# EXERCISE INSTRUCTIONS:
Return all lines that include the string "distribution".

[Records about charts and figures]
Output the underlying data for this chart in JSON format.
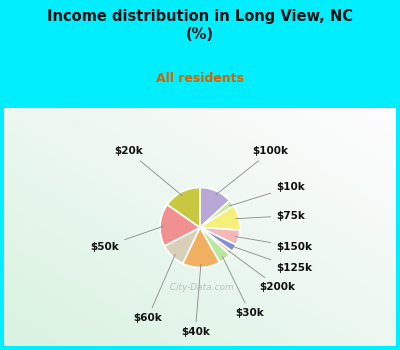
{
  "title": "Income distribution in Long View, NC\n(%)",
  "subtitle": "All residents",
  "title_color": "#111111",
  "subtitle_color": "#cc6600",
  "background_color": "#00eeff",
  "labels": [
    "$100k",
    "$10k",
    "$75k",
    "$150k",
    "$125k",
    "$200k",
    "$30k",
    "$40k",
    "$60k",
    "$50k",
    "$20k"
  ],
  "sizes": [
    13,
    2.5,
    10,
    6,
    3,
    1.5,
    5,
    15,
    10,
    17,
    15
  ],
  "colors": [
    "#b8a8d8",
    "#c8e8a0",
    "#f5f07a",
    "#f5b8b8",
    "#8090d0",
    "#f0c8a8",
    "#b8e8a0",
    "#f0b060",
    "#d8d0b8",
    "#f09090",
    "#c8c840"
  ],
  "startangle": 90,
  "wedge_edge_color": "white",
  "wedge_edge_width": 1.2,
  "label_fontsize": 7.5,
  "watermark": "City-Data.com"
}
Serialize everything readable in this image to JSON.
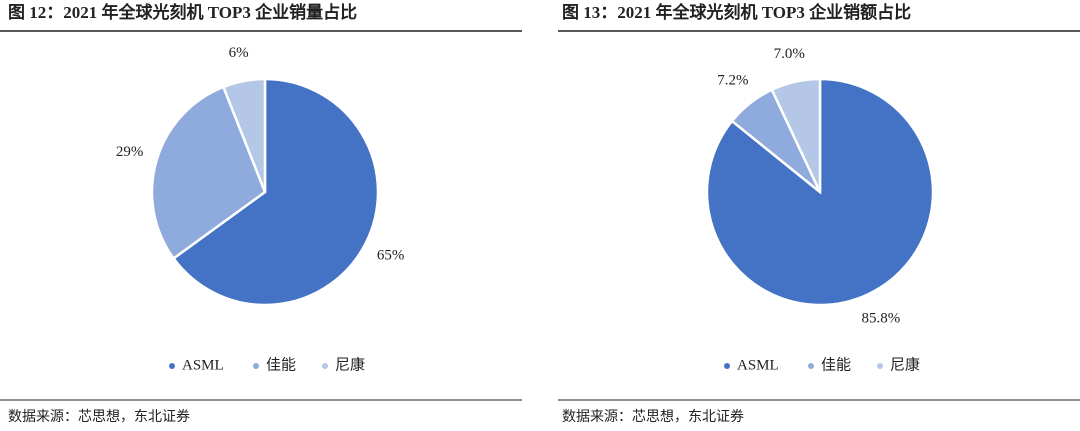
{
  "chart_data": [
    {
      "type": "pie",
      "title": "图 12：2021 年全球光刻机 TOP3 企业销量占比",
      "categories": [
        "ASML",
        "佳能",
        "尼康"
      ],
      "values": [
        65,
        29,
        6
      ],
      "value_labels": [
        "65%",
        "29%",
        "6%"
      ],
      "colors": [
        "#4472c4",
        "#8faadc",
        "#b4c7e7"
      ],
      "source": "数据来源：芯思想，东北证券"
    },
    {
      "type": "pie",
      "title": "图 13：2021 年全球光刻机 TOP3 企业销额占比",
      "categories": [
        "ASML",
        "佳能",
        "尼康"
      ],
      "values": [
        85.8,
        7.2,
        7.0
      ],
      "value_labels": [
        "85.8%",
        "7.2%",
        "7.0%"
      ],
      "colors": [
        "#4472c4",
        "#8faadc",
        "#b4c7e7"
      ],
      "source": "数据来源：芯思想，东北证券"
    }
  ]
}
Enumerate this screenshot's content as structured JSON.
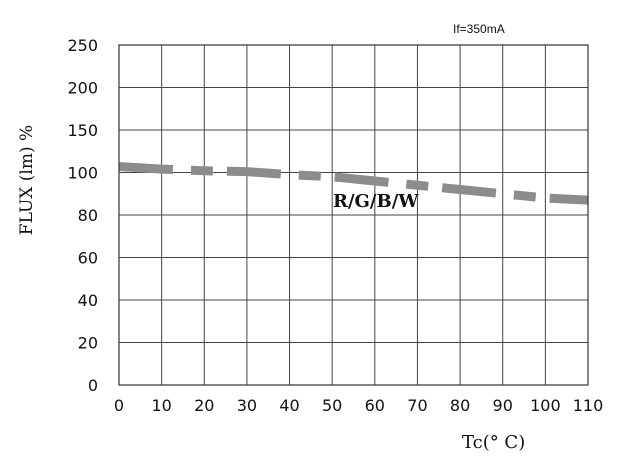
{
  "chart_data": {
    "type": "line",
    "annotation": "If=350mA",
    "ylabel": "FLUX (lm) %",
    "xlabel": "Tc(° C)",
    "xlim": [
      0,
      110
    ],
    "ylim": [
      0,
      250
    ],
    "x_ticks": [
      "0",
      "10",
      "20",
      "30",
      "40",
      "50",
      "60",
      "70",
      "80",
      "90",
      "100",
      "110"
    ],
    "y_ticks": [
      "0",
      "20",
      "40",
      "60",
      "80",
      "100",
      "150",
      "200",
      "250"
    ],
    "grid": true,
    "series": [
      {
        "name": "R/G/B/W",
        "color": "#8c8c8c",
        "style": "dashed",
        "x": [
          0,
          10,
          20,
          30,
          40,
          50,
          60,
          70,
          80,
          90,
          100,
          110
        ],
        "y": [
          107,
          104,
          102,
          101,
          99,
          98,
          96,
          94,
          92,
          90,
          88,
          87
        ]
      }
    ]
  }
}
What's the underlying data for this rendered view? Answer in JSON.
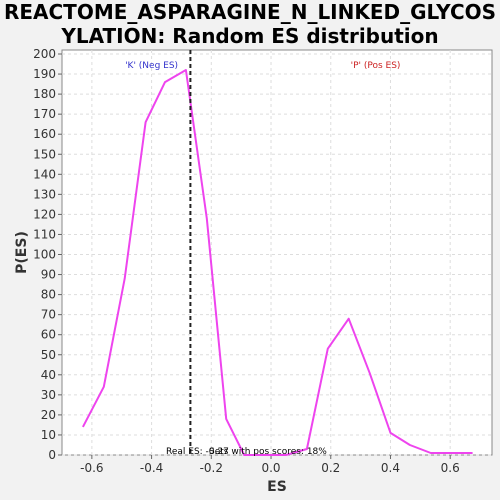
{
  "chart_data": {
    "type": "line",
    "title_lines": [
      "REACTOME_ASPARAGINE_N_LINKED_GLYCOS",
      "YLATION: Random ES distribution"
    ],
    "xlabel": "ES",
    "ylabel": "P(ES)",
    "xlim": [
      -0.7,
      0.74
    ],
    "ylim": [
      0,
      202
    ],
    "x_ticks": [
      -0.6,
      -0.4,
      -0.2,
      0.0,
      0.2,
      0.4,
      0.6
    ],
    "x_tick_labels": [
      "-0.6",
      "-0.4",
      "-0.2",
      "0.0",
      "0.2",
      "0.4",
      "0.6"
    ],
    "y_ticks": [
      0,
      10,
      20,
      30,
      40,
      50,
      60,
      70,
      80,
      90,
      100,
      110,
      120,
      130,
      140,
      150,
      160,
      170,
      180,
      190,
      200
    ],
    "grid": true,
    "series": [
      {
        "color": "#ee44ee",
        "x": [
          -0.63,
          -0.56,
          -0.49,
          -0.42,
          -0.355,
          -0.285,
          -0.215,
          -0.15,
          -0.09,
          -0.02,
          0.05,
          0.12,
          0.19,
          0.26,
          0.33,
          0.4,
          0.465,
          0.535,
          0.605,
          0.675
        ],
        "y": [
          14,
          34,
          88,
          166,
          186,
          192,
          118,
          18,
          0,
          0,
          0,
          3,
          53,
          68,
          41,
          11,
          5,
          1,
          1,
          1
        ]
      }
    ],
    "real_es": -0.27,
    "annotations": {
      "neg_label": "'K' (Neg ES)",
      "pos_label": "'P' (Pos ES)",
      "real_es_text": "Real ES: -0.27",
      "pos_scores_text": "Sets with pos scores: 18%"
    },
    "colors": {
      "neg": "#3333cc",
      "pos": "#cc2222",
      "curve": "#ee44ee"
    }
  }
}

# WRITTEN RESPONSE:
  "title": "Income distribution in Long View, NC\n(%)",
      "YLATION: Random ES distribution"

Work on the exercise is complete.